• [TASK OBJECTIVE]:
Any pictures in the records below should be skipped; write out everything else exactly.

** BEGIN **

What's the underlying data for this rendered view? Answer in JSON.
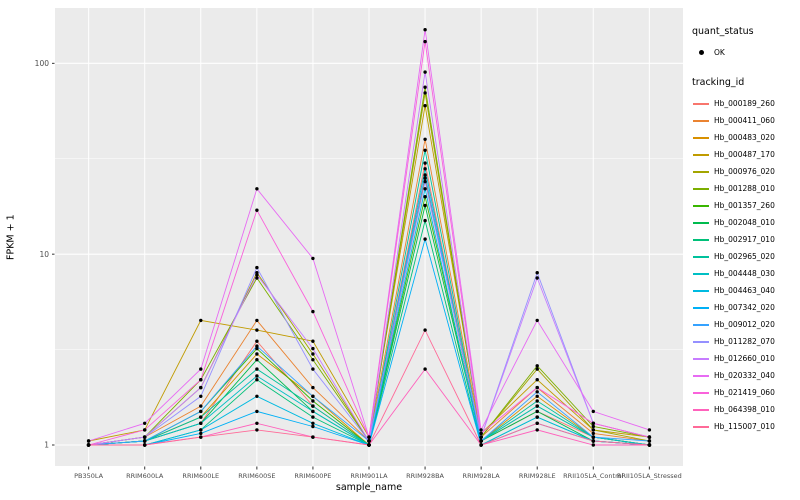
{
  "chart_data": {
    "type": "line",
    "title": "",
    "xlabel": "sample_name",
    "ylabel": "FPKM + 1",
    "y_scale": "log10",
    "y_ticks": [
      1,
      10,
      100
    ],
    "y_minor": [
      3.162,
      31.62
    ],
    "ylim": [
      1,
      170
    ],
    "grid": true,
    "legend_position": "right",
    "colors": {
      "panel_bg": "#EBEBEB",
      "grid": "#FFFFFF",
      "point": "#000000",
      "axis_text": "#4D4D4D",
      "tick_mark": "#333333"
    },
    "categories": [
      "PB350LA",
      "RRIM600LA",
      "RRIM600LE",
      "RRIM600SE",
      "RRIM600PE",
      "RRIM901LA",
      "RRIM928BA",
      "RRIM928LA",
      "RRIM928LE",
      "RRII105LA_Control",
      "RRII105LA_Stressed"
    ],
    "legend": {
      "quant_status": {
        "title": "quant_status",
        "entries": [
          {
            "label": "OK"
          }
        ]
      },
      "tracking_id": {
        "title": "tracking_id"
      }
    },
    "series": [
      {
        "name": "Hb_000189_260",
        "color": "#F8766D",
        "values": [
          1.0,
          1.05,
          1.3,
          3.5,
          1.6,
          1.0,
          30,
          1.05,
          1.5,
          1.1,
          1.0
        ]
      },
      {
        "name": "Hb_000411_060",
        "color": "#EA8331",
        "values": [
          1.0,
          1.1,
          1.6,
          4.5,
          2.0,
          1.05,
          40,
          1.1,
          2.0,
          1.15,
          1.05
        ]
      },
      {
        "name": "Hb_000483_020",
        "color": "#D89000",
        "values": [
          1.0,
          1.05,
          1.4,
          3.0,
          1.8,
          1.0,
          25,
          1.05,
          1.8,
          1.1,
          1.0
        ]
      },
      {
        "name": "Hb_000487_170",
        "color": "#C09B00",
        "values": [
          1.05,
          1.2,
          4.5,
          4.0,
          3.5,
          1.1,
          60,
          1.15,
          2.2,
          1.2,
          1.1
        ]
      },
      {
        "name": "Hb_000976_020",
        "color": "#A3A500",
        "values": [
          1.0,
          1.1,
          2.0,
          8.0,
          3.0,
          1.05,
          70,
          1.1,
          2.5,
          1.2,
          1.05
        ]
      },
      {
        "name": "Hb_001288_010",
        "color": "#7CAE00",
        "values": [
          1.0,
          1.1,
          2.2,
          7.5,
          2.8,
          1.05,
          75,
          1.1,
          2.6,
          1.25,
          1.1
        ]
      },
      {
        "name": "Hb_001357_260",
        "color": "#39B600",
        "values": [
          1.0,
          1.05,
          1.5,
          3.2,
          1.7,
          1.0,
          20,
          1.05,
          1.6,
          1.1,
          1.0
        ]
      },
      {
        "name": "Hb_002048_010",
        "color": "#00BB4E",
        "values": [
          1.0,
          1.05,
          1.3,
          2.8,
          1.5,
          1.0,
          18,
          1.05,
          1.5,
          1.05,
          1.0
        ]
      },
      {
        "name": "Hb_002917_010",
        "color": "#00C079",
        "values": [
          1.0,
          1.0,
          1.2,
          2.2,
          1.4,
          1.0,
          15,
          1.0,
          1.4,
          1.05,
          1.0
        ]
      },
      {
        "name": "Hb_002965_020",
        "color": "#00C19C",
        "values": [
          1.0,
          1.05,
          1.4,
          2.5,
          1.6,
          1.0,
          35,
          1.05,
          1.7,
          1.1,
          1.0
        ]
      },
      {
        "name": "Hb_004448_030",
        "color": "#00BFC4",
        "values": [
          1.0,
          1.05,
          1.3,
          2.3,
          1.5,
          1.0,
          28,
          1.05,
          1.6,
          1.1,
          1.0
        ]
      },
      {
        "name": "Hb_004463_040",
        "color": "#00BAE0",
        "values": [
          1.0,
          1.0,
          1.2,
          1.8,
          1.3,
          1.0,
          22,
          1.0,
          1.4,
          1.05,
          1.0
        ]
      },
      {
        "name": "Hb_007342_020",
        "color": "#00B0F6",
        "values": [
          1.0,
          1.0,
          1.15,
          1.5,
          1.25,
          1.0,
          12,
          1.0,
          1.3,
          1.05,
          1.0
        ]
      },
      {
        "name": "Hb_009012_020",
        "color": "#35A2FF",
        "values": [
          1.0,
          1.05,
          1.5,
          3.3,
          1.8,
          1.05,
          26,
          1.05,
          1.9,
          1.1,
          1.05
        ]
      },
      {
        "name": "Hb_011282_070",
        "color": "#9590FF",
        "values": [
          1.0,
          1.1,
          1.8,
          8.5,
          2.5,
          1.05,
          24,
          1.1,
          8.0,
          1.3,
          1.1
        ]
      },
      {
        "name": "Hb_012660_010",
        "color": "#C77CFF",
        "values": [
          1.0,
          1.1,
          2.0,
          7.8,
          3.2,
          1.05,
          90,
          1.1,
          7.5,
          1.3,
          1.1
        ]
      },
      {
        "name": "Hb_020332_040",
        "color": "#E76BF3",
        "values": [
          1.05,
          1.3,
          2.5,
          22,
          9.5,
          1.1,
          150,
          1.2,
          4.5,
          1.5,
          1.2
        ]
      },
      {
        "name": "Hb_021419_060",
        "color": "#FA62DB",
        "values": [
          1.0,
          1.2,
          2.2,
          17,
          5.0,
          1.1,
          130,
          1.15,
          2.0,
          1.3,
          1.1
        ]
      },
      {
        "name": "Hb_064398_010",
        "color": "#FF62BC",
        "values": [
          1.0,
          1.0,
          1.1,
          1.3,
          1.1,
          1.0,
          2.5,
          1.0,
          1.2,
          1.0,
          1.0
        ]
      },
      {
        "name": "Hb_115007_010",
        "color": "#FF6A98",
        "values": [
          1.0,
          1.0,
          1.1,
          1.2,
          1.1,
          1.0,
          4.0,
          1.0,
          1.3,
          1.05,
          1.0
        ]
      }
    ]
  }
}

** END **

• [OUTPUT BELOW]:
What's the underlying data for this rendered view? Answer in JSON.
{
  "chart_data": {
    "type": "line",
    "title": "",
    "xlabel": "sample_name",
    "ylabel": "FPKM + 1",
    "y_scale": "log10",
    "y_ticks": [
      1,
      10,
      100
    ],
    "y_minor": [
      3.162,
      31.62
    ],
    "ylim": [
      1,
      170
    ],
    "grid": true,
    "legend_position": "right",
    "colors": {
      "panel_bg": "#EBEBEB",
      "grid": "#FFFFFF",
      "point": "#000000",
      "axis_text": "#4D4D4D",
      "tick_mark": "#333333"
    },
    "categories": [
      "PB350LA",
      "RRIM600LA",
      "RRIM600LE",
      "RRIM600SE",
      "RRIM600PE",
      "RRIM901LA",
      "RRIM928BA",
      "RRIM928LA",
      "RRIM928LE",
      "RRII105LA_Control",
      "RRII105LA_Stressed"
    ],
    "legend": {
      "quant_status": {
        "title": "quant_status",
        "entries": [
          {
            "label": "OK"
          }
        ]
      },
      "tracking_id": {
        "title": "tracking_id"
      }
    },
    "series": [
      {
        "name": "Hb_000189_260",
        "color": "#F8766D",
        "values": [
          1.0,
          1.05,
          1.3,
          3.5,
          1.6,
          1.0,
          30,
          1.05,
          1.5,
          1.1,
          1.0
        ]
      },
      {
        "name": "Hb_000411_060",
        "color": "#EA8331",
        "values": [
          1.0,
          1.1,
          1.6,
          4.5,
          2.0,
          1.05,
          40,
          1.1,
          2.0,
          1.15,
          1.05
        ]
      },
      {
        "name": "Hb_000483_020",
        "color": "#D89000",
        "values": [
          1.0,
          1.05,
          1.4,
          3.0,
          1.8,
          1.0,
          25,
          1.05,
          1.8,
          1.1,
          1.0
        ]
      },
      {
        "name": "Hb_000487_170",
        "color": "#C09B00",
        "values": [
          1.05,
          1.2,
          4.5,
          4.0,
          3.5,
          1.1,
          60,
          1.15,
          2.2,
          1.2,
          1.1
        ]
      },
      {
        "name": "Hb_000976_020",
        "color": "#A3A500",
        "values": [
          1.0,
          1.1,
          2.0,
          8.0,
          3.0,
          1.05,
          70,
          1.1,
          2.5,
          1.2,
          1.05
        ]
      },
      {
        "name": "Hb_001288_010",
        "color": "#7CAE00",
        "values": [
          1.0,
          1.1,
          2.2,
          7.5,
          2.8,
          1.05,
          75,
          1.1,
          2.6,
          1.25,
          1.1
        ]
      },
      {
        "name": "Hb_001357_260",
        "color": "#39B600",
        "values": [
          1.0,
          1.05,
          1.5,
          3.2,
          1.7,
          1.0,
          20,
          1.05,
          1.6,
          1.1,
          1.0
        ]
      },
      {
        "name": "Hb_002048_010",
        "color": "#00BB4E",
        "values": [
          1.0,
          1.05,
          1.3,
          2.8,
          1.5,
          1.0,
          18,
          1.05,
          1.5,
          1.05,
          1.0
        ]
      },
      {
        "name": "Hb_002917_010",
        "color": "#00C079",
        "values": [
          1.0,
          1.0,
          1.2,
          2.2,
          1.4,
          1.0,
          15,
          1.0,
          1.4,
          1.05,
          1.0
        ]
      },
      {
        "name": "Hb_002965_020",
        "color": "#00C19C",
        "values": [
          1.0,
          1.05,
          1.4,
          2.5,
          1.6,
          1.0,
          35,
          1.05,
          1.7,
          1.1,
          1.0
        ]
      },
      {
        "name": "Hb_004448_030",
        "color": "#00BFC4",
        "values": [
          1.0,
          1.05,
          1.3,
          2.3,
          1.5,
          1.0,
          28,
          1.05,
          1.6,
          1.1,
          1.0
        ]
      },
      {
        "name": "Hb_004463_040",
        "color": "#00BAE0",
        "values": [
          1.0,
          1.0,
          1.2,
          1.8,
          1.3,
          1.0,
          22,
          1.0,
          1.4,
          1.05,
          1.0
        ]
      },
      {
        "name": "Hb_007342_020",
        "color": "#00B0F6",
        "values": [
          1.0,
          1.0,
          1.15,
          1.5,
          1.25,
          1.0,
          12,
          1.0,
          1.3,
          1.05,
          1.0
        ]
      },
      {
        "name": "Hb_009012_020",
        "color": "#35A2FF",
        "values": [
          1.0,
          1.05,
          1.5,
          3.3,
          1.8,
          1.05,
          26,
          1.05,
          1.9,
          1.1,
          1.05
        ]
      },
      {
        "name": "Hb_011282_070",
        "color": "#9590FF",
        "values": [
          1.0,
          1.1,
          1.8,
          8.5,
          2.5,
          1.05,
          24,
          1.1,
          8.0,
          1.3,
          1.1
        ]
      },
      {
        "name": "Hb_012660_010",
        "color": "#C77CFF",
        "values": [
          1.0,
          1.1,
          2.0,
          7.8,
          3.2,
          1.05,
          90,
          1.1,
          7.5,
          1.3,
          1.1
        ]
      },
      {
        "name": "Hb_020332_040",
        "color": "#E76BF3",
        "values": [
          1.05,
          1.3,
          2.5,
          22,
          9.5,
          1.1,
          150,
          1.2,
          4.5,
          1.5,
          1.2
        ]
      },
      {
        "name": "Hb_021419_060",
        "color": "#FA62DB",
        "values": [
          1.0,
          1.2,
          2.2,
          17,
          5.0,
          1.1,
          130,
          1.15,
          2.0,
          1.3,
          1.1
        ]
      },
      {
        "name": "Hb_064398_010",
        "color": "#FF62BC",
        "values": [
          1.0,
          1.0,
          1.1,
          1.3,
          1.1,
          1.0,
          2.5,
          1.0,
          1.2,
          1.0,
          1.0
        ]
      },
      {
        "name": "Hb_115007_010",
        "color": "#FF6A98",
        "values": [
          1.0,
          1.0,
          1.1,
          1.2,
          1.1,
          1.0,
          4.0,
          1.0,
          1.3,
          1.05,
          1.0
        ]
      }
    ]
  }
}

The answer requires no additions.